_PROBLEM REQUIREMENTS:_ Write out the whole listing again, exactly.

_GIVEN INFORMATION:_
▼▼▼

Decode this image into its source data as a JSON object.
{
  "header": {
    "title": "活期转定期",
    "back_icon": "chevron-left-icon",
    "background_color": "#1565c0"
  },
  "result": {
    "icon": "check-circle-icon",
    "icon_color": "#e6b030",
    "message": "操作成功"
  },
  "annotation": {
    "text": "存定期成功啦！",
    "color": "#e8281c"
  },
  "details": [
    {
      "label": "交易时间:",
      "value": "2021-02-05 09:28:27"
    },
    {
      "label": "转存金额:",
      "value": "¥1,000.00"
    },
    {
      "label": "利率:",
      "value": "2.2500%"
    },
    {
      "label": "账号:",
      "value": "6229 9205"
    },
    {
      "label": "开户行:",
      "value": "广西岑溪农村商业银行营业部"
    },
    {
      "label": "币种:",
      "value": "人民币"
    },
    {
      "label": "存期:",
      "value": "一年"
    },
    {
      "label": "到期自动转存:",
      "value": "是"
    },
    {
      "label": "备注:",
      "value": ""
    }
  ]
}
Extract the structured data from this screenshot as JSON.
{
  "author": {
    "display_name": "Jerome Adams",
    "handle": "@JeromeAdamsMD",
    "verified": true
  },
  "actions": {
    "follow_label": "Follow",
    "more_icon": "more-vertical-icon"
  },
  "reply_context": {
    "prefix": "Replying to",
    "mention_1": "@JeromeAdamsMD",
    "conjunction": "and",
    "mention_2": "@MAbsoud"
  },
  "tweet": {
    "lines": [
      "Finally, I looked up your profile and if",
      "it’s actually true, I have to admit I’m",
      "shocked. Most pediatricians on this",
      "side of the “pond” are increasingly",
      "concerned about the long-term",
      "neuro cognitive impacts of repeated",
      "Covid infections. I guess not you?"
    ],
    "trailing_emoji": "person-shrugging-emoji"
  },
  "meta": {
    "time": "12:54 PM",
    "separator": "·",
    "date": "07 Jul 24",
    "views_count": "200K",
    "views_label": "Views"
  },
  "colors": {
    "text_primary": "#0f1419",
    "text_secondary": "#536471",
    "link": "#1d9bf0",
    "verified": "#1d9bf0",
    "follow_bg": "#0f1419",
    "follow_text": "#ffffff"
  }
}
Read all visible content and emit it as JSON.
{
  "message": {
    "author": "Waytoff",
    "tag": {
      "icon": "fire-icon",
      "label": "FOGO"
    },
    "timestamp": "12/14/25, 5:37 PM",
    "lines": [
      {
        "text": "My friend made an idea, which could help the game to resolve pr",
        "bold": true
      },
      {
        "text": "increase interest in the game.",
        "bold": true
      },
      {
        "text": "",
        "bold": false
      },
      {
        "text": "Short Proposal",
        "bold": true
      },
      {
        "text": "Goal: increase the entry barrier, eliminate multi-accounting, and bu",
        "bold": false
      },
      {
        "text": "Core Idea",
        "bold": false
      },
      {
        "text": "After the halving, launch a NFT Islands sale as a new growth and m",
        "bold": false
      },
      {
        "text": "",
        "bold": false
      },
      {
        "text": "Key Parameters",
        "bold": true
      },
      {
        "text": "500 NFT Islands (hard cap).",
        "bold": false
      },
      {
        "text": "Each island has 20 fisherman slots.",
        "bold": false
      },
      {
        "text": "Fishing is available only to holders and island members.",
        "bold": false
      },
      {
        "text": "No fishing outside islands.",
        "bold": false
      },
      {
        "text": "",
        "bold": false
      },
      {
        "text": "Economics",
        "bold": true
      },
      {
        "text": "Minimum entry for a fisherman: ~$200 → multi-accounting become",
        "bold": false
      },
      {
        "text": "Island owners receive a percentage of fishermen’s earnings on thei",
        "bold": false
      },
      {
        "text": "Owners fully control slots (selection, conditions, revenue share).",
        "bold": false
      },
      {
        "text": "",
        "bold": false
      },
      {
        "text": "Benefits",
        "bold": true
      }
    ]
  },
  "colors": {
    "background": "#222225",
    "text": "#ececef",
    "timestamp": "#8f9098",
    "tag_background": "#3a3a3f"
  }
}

▲▲▲

_SOLUTION:_
Decode this image into its source data as a JSON object.
{
  "header": {
    "title": "活期转定期",
    "back_icon": "chevron-left-icon",
    "background_color": "#1565c0"
  },
  "result": {
    "icon": "check-circle-icon",
    "icon_color": "#e6b030",
    "message": "操作成功"
  },
  "annotation": {
    "text": "存定期成功啦！",
    "color": "#e8281c"
  },
  "details": [
    {
      "label": "交易时间:",
      "value": "2021-02-05 09:28:27"
    },
    {
      "label": "转存金额:",
      "value": "¥1,000.00"
    },
    {
      "label": "利率:",
      "value": "2.2500%"
    },
    {
      "label": "账号:",
      "value": "6229 9205"
    },
    {
      "label": "开户行:",
      "value": "广西岑溪农村商业银行营业部"
    },
    {
      "label": "币种:",
      "value": "人民币"
    },
    {
      "label": "存期:",
      "value": "一年"
    },
    {
      "label": "到期自动转存:",
      "value": "是"
    },
    {
      "label": "备注:",
      "value": ""
    }
  ]
}
Extract the structured data from this screenshot as JSON.
{
  "author": {
    "display_name": "Jerome Adams",
    "handle": "@JeromeAdamsMD",
    "verified": true
  },
  "actions": {
    "follow_label": "Follow",
    "more_icon": "more-vertical-icon"
  },
  "reply_context": {
    "prefix": "Replying to",
    "mention_1": "@JeromeAdamsMD",
    "conjunction": "and",
    "mention_2": "@MAbsoud"
  },
  "tweet": {
    "lines": [
      "Finally, I looked up your profile and if",
      "it’s actually true, I have to admit I’m",
      "shocked. Most pediatricians on this",
      "side of the “pond” are increasingly",
      "concerned about the long-term",
      "neuro cognitive impacts of repeated",
      "Covid infections. I guess not you?"
    ],
    "trailing_emoji": "person-shrugging-emoji"
  },
  "meta": {
    "time": "12:54 PM",
    "separator": "·",
    "date": "07 Jul 24",
    "views_count": "200K",
    "views_label": "Views"
  },
  "colors": {
    "text_primary": "#0f1419",
    "text_secondary": "#536471",
    "link": "#1d9bf0",
    "verified": "#1d9bf0",
    "follow_bg": "#0f1419",
    "follow_text": "#ffffff"
  }
}
Read all visible content and emit it as JSON.
{
  "message": {
    "author": "Waytoff",
    "tag": {
      "icon": "fire-icon",
      "label": "FOGO"
    },
    "timestamp": "12/14/25, 5:37 PM",
    "lines": [
      {
        "text": "My friend made an idea, which could help the game to resolve pr",
        "bold": true
      },
      {
        "text": "increase interest in the game.",
        "bold": true
      },
      {
        "text": "",
        "bold": false
      },
      {
        "text": "Short Proposal",
        "bold": true
      },
      {
        "text": "Goal: increase the entry barrier, eliminate multi-accounting, and bu",
        "bold": false
      },
      {
        "text": "Core Idea",
        "bold": false
      },
      {
        "text": "After the halving, launch a NFT Islands sale as a new growth and m",
        "bold": false
      },
      {
        "text": "",
        "bold": false
      },
      {
        "text": "Key Parameters",
        "bold": true
      },
      {
        "text": "500 NFT Islands (hard cap).",
        "bold": false
      },
      {
        "text": "Each island has 20 fisherman slots.",
        "bold": false
      },
      {
        "text": "Fishing is available only to holders and island members.",
        "bold": false
      },
      {
        "text": "No fishing outside islands.",
        "bold": false
      },
      {
        "text": "",
        "bold": false
      },
      {
        "text": "Economics",
        "bold": true
      },
      {
        "text": "Minimum entry for a fisherman: ~$200 → multi-accounting become",
        "bold": false
      },
      {
        "text": "Island owners receive a percentage of fishermen’s earnings on thei",
        "bold": false
      },
      {
        "text": "Owners fully control slots (selection, conditions, revenue share).",
        "bold": false
      },
      {
        "text": "",
        "bold": false
      },
      {
        "text": "Benefits",
        "bold": true
      }
    ]
  },
  "colors": {
    "background": "#222225",
    "text": "#ececef",
    "timestamp": "#8f9098",
    "tag_background": "#3a3a3f"
  }
}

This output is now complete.